## Information supplied
┌──
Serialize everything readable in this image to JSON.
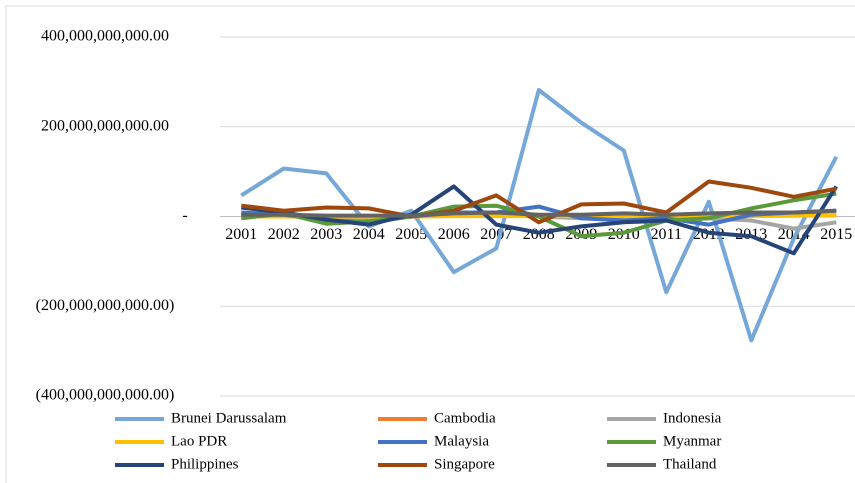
{
  "chart_data": {
    "type": "line",
    "categories": [
      "2001",
      "2002",
      "2003",
      "2004",
      "2005",
      "2006",
      "2007",
      "2008",
      "2009",
      "2010",
      "2011",
      "2012",
      "2013",
      "2014",
      "2015"
    ],
    "ylim": [
      -400000000000,
      400000000000
    ],
    "yticks": [
      {
        "value": -400000000000,
        "label": "(400,000,000,000.00)"
      },
      {
        "value": -200000000000,
        "label": "(200,000,000,000.00)"
      },
      {
        "value": 0,
        "label": "-"
      },
      {
        "value": 200000000000,
        "label": "200,000,000,000.00"
      },
      {
        "value": 400000000000,
        "label": "400,000,000,000.00"
      }
    ],
    "grid": true,
    "legend": "bottom",
    "series": [
      {
        "name": "Brunei Darussalam",
        "color": "#75a7d8",
        "values": [
          47000000000,
          107000000000,
          96000000000,
          -22000000000,
          13000000000,
          -124000000000,
          -71000000000,
          282000000000,
          209000000000,
          147000000000,
          -169000000000,
          33000000000,
          -276000000000,
          -49000000000,
          133000000000
        ]
      },
      {
        "name": "Cambodia",
        "color": "#ed7d31",
        "values": [
          1000000000,
          1000000000,
          1000000000,
          1000000000,
          1000000000,
          2000000000,
          2000000000,
          2000000000,
          2000000000,
          2000000000,
          2000000000,
          2000000000,
          2000000000,
          2000000000,
          3000000000
        ]
      },
      {
        "name": "Indonesia",
        "color": "#a5a5a5",
        "values": [
          0,
          2000000000,
          -2000000000,
          -4000000000,
          0,
          2000000000,
          4000000000,
          0,
          -4000000000,
          -2000000000,
          -4000000000,
          -4000000000,
          -9000000000,
          -27000000000,
          -13000000000
        ]
      },
      {
        "name": "Lao PDR",
        "color": "#ffc000",
        "values": [
          0,
          0,
          0,
          0,
          0,
          1000000000,
          1000000000,
          1000000000,
          1000000000,
          1000000000,
          1000000000,
          1000000000,
          1000000000,
          2000000000,
          2000000000
        ]
      },
      {
        "name": "Malaysia",
        "color": "#4472c4",
        "values": [
          9000000000,
          4000000000,
          -9000000000,
          -13000000000,
          0,
          9000000000,
          9000000000,
          22000000000,
          -4000000000,
          -9000000000,
          -4000000000,
          -18000000000,
          4000000000,
          9000000000,
          13000000000
        ]
      },
      {
        "name": "Myanmar",
        "color": "#5b9a3a",
        "values": [
          -4000000000,
          7000000000,
          -16000000000,
          -11000000000,
          0,
          22000000000,
          24000000000,
          0,
          -44000000000,
          -36000000000,
          -9000000000,
          -4000000000,
          18000000000,
          36000000000,
          51000000000
        ]
      },
      {
        "name": "Philippines",
        "color": "#264478",
        "values": [
          20000000000,
          9000000000,
          -7000000000,
          -18000000000,
          4000000000,
          67000000000,
          -18000000000,
          -36000000000,
          -22000000000,
          -13000000000,
          -9000000000,
          -36000000000,
          -44000000000,
          -82000000000,
          67000000000
        ]
      },
      {
        "name": "Singapore",
        "color": "#9e480e",
        "values": [
          24000000000,
          13000000000,
          20000000000,
          18000000000,
          0,
          13000000000,
          47000000000,
          -13000000000,
          27000000000,
          29000000000,
          9000000000,
          78000000000,
          64000000000,
          44000000000,
          62000000000
        ]
      },
      {
        "name": "Thailand",
        "color": "#636363",
        "values": [
          4000000000,
          4000000000,
          2000000000,
          2000000000,
          2000000000,
          7000000000,
          9000000000,
          4000000000,
          4000000000,
          7000000000,
          4000000000,
          7000000000,
          9000000000,
          9000000000,
          13000000000
        ]
      }
    ]
  }
}
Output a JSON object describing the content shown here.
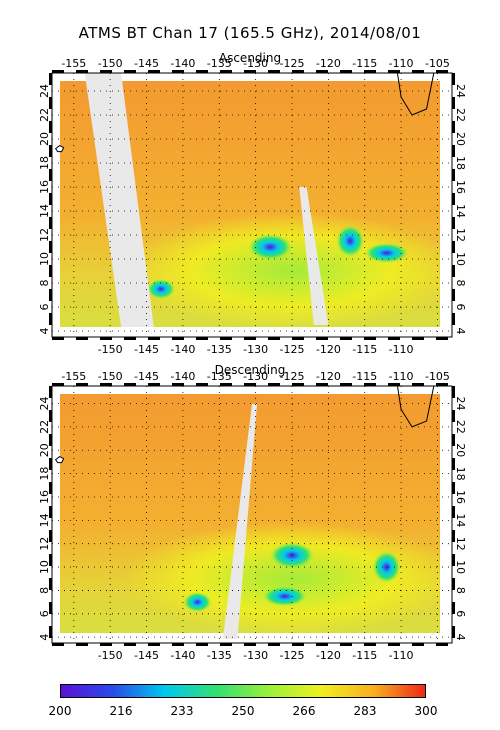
{
  "figure": {
    "title": "ATMS BT Chan 17 (165.5 GHz), 2014/08/01"
  },
  "colors": {
    "background_field": "#f2a23a",
    "swath_gap": "#e9e9e9",
    "land": "#ffffff",
    "colorbar": [
      "#5a12d8",
      "#2a4be8",
      "#00c8f0",
      "#33e070",
      "#9af03a",
      "#f0f020",
      "#f8b020",
      "#f02818"
    ]
  },
  "chart_data": [
    {
      "type": "heatmap",
      "panel": "Ascending",
      "title": "Ascending",
      "x_ticks_bottom": [
        "-150",
        "-145",
        "-140",
        "-135",
        "-130",
        "-125",
        "-120",
        "-115",
        "-110"
      ],
      "x_ticks_top": [
        "-155",
        "-150",
        "-145",
        "-140",
        "-135",
        "-130",
        "-125",
        "-120",
        "-115",
        "-110",
        "-105"
      ],
      "y_ticks": [
        "4",
        "6",
        "8",
        "10",
        "12",
        "14",
        "16",
        "18",
        "20",
        "22",
        "24"
      ],
      "y_ticks_right": [
        "4",
        "6",
        "8",
        "10",
        "12",
        "14",
        "16",
        "18",
        "20",
        "22",
        "24"
      ],
      "xlim": [
        -158,
        -103
      ],
      "ylim": [
        3.5,
        25.5
      ],
      "grid": true,
      "low_bt_regions": [
        {
          "lon": -143,
          "lat": 7.5,
          "min_bt": 205
        },
        {
          "lon": -128,
          "lat": 11.0,
          "min_bt": 225
        },
        {
          "lon": -117,
          "lat": 11.5,
          "min_bt": 210
        },
        {
          "lon": -112,
          "lat": 10.5,
          "min_bt": 205
        }
      ]
    },
    {
      "type": "heatmap",
      "panel": "Descending",
      "title": "Descending",
      "x_ticks_bottom": [
        "-150",
        "-145",
        "-140",
        "-135",
        "-130",
        "-125",
        "-120",
        "-115",
        "-110"
      ],
      "x_ticks_top": [
        "-155",
        "-150",
        "-145",
        "-140",
        "-135",
        "-130",
        "-125",
        "-120",
        "-115",
        "-110",
        "-105"
      ],
      "y_ticks": [
        "4",
        "6",
        "8",
        "10",
        "12",
        "14",
        "16",
        "18",
        "20",
        "22",
        "24"
      ],
      "y_ticks_right": [
        "4",
        "6",
        "8",
        "10",
        "12",
        "14",
        "16",
        "18",
        "20",
        "22",
        "24"
      ],
      "xlim": [
        -158,
        -103
      ],
      "ylim": [
        3.5,
        25.5
      ],
      "grid": true,
      "low_bt_regions": [
        {
          "lon": -138,
          "lat": 7.0,
          "min_bt": 215
        },
        {
          "lon": -125,
          "lat": 11.0,
          "min_bt": 205
        },
        {
          "lon": -112,
          "lat": 10.0,
          "min_bt": 205
        },
        {
          "lon": -126,
          "lat": 7.5,
          "min_bt": 215
        }
      ]
    },
    {
      "type": "colorbar",
      "tick_labels": [
        "200",
        "216",
        "233",
        "250",
        "266",
        "283",
        "300"
      ],
      "range": [
        200,
        300
      ]
    }
  ]
}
└──
## Given exercise
All of the data above should be transcribed verbatim, with pictures omitted.

## Response
Serialize everything readable in this image to JSON.
{
  "chart_data": {
    "type": "line",
    "categories": [
      "2001",
      "2002",
      "2003",
      "2004",
      "2005",
      "2006",
      "2007",
      "2008",
      "2009",
      "2010",
      "2011",
      "2012",
      "2013",
      "2014",
      "2015"
    ],
    "ylim": [
      -400000000000,
      400000000000
    ],
    "yticks": [
      {
        "value": -400000000000,
        "label": "(400,000,000,000.00)"
      },
      {
        "value": -200000000000,
        "label": "(200,000,000,000.00)"
      },
      {
        "value": 0,
        "label": "-"
      },
      {
        "value": 200000000000,
        "label": "200,000,000,000.00"
      },
      {
        "value": 400000000000,
        "label": "400,000,000,000.00"
      }
    ],
    "grid": true,
    "legend": "bottom",
    "series": [
      {
        "name": "Brunei Darussalam",
        "color": "#75a7d8",
        "values": [
          47000000000,
          107000000000,
          96000000000,
          -22000000000,
          13000000000,
          -124000000000,
          -71000000000,
          282000000000,
          209000000000,
          147000000000,
          -169000000000,
          33000000000,
          -276000000000,
          -49000000000,
          133000000000
        ]
      },
      {
        "name": "Cambodia",
        "color": "#ed7d31",
        "values": [
          1000000000,
          1000000000,
          1000000000,
          1000000000,
          1000000000,
          2000000000,
          2000000000,
          2000000000,
          2000000000,
          2000000000,
          2000000000,
          2000000000,
          2000000000,
          2000000000,
          3000000000
        ]
      },
      {
        "name": "Indonesia",
        "color": "#a5a5a5",
        "values": [
          0,
          2000000000,
          -2000000000,
          -4000000000,
          0,
          2000000000,
          4000000000,
          0,
          -4000000000,
          -2000000000,
          -4000000000,
          -4000000000,
          -9000000000,
          -27000000000,
          -13000000000
        ]
      },
      {
        "name": "Lao PDR",
        "color": "#ffc000",
        "values": [
          0,
          0,
          0,
          0,
          0,
          1000000000,
          1000000000,
          1000000000,
          1000000000,
          1000000000,
          1000000000,
          1000000000,
          1000000000,
          2000000000,
          2000000000
        ]
      },
      {
        "name": "Malaysia",
        "color": "#4472c4",
        "values": [
          9000000000,
          4000000000,
          -9000000000,
          -13000000000,
          0,
          9000000000,
          9000000000,
          22000000000,
          -4000000000,
          -9000000000,
          -4000000000,
          -18000000000,
          4000000000,
          9000000000,
          13000000000
        ]
      },
      {
        "name": "Myanmar",
        "color": "#5b9a3a",
        "values": [
          -4000000000,
          7000000000,
          -16000000000,
          -11000000000,
          0,
          22000000000,
          24000000000,
          0,
          -44000000000,
          -36000000000,
          -9000000000,
          -4000000000,
          18000000000,
          36000000000,
          51000000000
        ]
      },
      {
        "name": "Philippines",
        "color": "#264478",
        "values": [
          20000000000,
          9000000000,
          -7000000000,
          -18000000000,
          4000000000,
          67000000000,
          -18000000000,
          -36000000000,
          -22000000000,
          -13000000000,
          -9000000000,
          -36000000000,
          -44000000000,
          -82000000000,
          67000000000
        ]
      },
      {
        "name": "Singapore",
        "color": "#9e480e",
        "values": [
          24000000000,
          13000000000,
          20000000000,
          18000000000,
          0,
          13000000000,
          47000000000,
          -13000000000,
          27000000000,
          29000000000,
          9000000000,
          78000000000,
          64000000000,
          44000000000,
          62000000000
        ]
      },
      {
        "name": "Thailand",
        "color": "#636363",
        "values": [
          4000000000,
          4000000000,
          2000000000,
          2000000000,
          2000000000,
          7000000000,
          9000000000,
          4000000000,
          4000000000,
          7000000000,
          4000000000,
          7000000000,
          9000000000,
          9000000000,
          13000000000
        ]
      }
    ]
  }
}
Output a JSON object describing the content shown here.
{
  "figure": {
    "title": "ATMS BT Chan 17 (165.5 GHz), 2014/08/01"
  },
  "colors": {
    "background_field": "#f2a23a",
    "swath_gap": "#e9e9e9",
    "land": "#ffffff",
    "colorbar": [
      "#5a12d8",
      "#2a4be8",
      "#00c8f0",
      "#33e070",
      "#9af03a",
      "#f0f020",
      "#f8b020",
      "#f02818"
    ]
  },
  "chart_data": [
    {
      "type": "heatmap",
      "panel": "Ascending",
      "title": "Ascending",
      "x_ticks_bottom": [
        "-150",
        "-145",
        "-140",
        "-135",
        "-130",
        "-125",
        "-120",
        "-115",
        "-110"
      ],
      "x_ticks_top": [
        "-155",
        "-150",
        "-145",
        "-140",
        "-135",
        "-130",
        "-125",
        "-120",
        "-115",
        "-110",
        "-105"
      ],
      "y_ticks": [
        "4",
        "6",
        "8",
        "10",
        "12",
        "14",
        "16",
        "18",
        "20",
        "22",
        "24"
      ],
      "y_ticks_right": [
        "4",
        "6",
        "8",
        "10",
        "12",
        "14",
        "16",
        "18",
        "20",
        "22",
        "24"
      ],
      "xlim": [
        -158,
        -103
      ],
      "ylim": [
        3.5,
        25.5
      ],
      "grid": true,
      "low_bt_regions": [
        {
          "lon": -143,
          "lat": 7.5,
          "min_bt": 205
        },
        {
          "lon": -128,
          "lat": 11.0,
          "min_bt": 225
        },
        {
          "lon": -117,
          "lat": 11.5,
          "min_bt": 210
        },
        {
          "lon": -112,
          "lat": 10.5,
          "min_bt": 205
        }
      ]
    },
    {
      "type": "heatmap",
      "panel": "Descending",
      "title": "Descending",
      "x_ticks_bottom": [
        "-150",
        "-145",
        "-140",
        "-135",
        "-130",
        "-125",
        "-120",
        "-115",
        "-110"
      ],
      "x_ticks_top": [
        "-155",
        "-150",
        "-145",
        "-140",
        "-135",
        "-130",
        "-125",
        "-120",
        "-115",
        "-110",
        "-105"
      ],
      "y_ticks": [
        "4",
        "6",
        "8",
        "10",
        "12",
        "14",
        "16",
        "18",
        "20",
        "22",
        "24"
      ],
      "y_ticks_right": [
        "4",
        "6",
        "8",
        "10",
        "12",
        "14",
        "16",
        "18",
        "20",
        "22",
        "24"
      ],
      "xlim": [
        -158,
        -103
      ],
      "ylim": [
        3.5,
        25.5
      ],
      "grid": true,
      "low_bt_regions": [
        {
          "lon": -138,
          "lat": 7.0,
          "min_bt": 215
        },
        {
          "lon": -125,
          "lat": 11.0,
          "min_bt": 205
        },
        {
          "lon": -112,
          "lat": 10.0,
          "min_bt": 205
        },
        {
          "lon": -126,
          "lat": 7.5,
          "min_bt": 215
        }
      ]
    },
    {
      "type": "colorbar",
      "tick_labels": [
        "200",
        "216",
        "233",
        "250",
        "266",
        "283",
        "300"
      ],
      "range": [
        200,
        300
      ]
    }
  ]
}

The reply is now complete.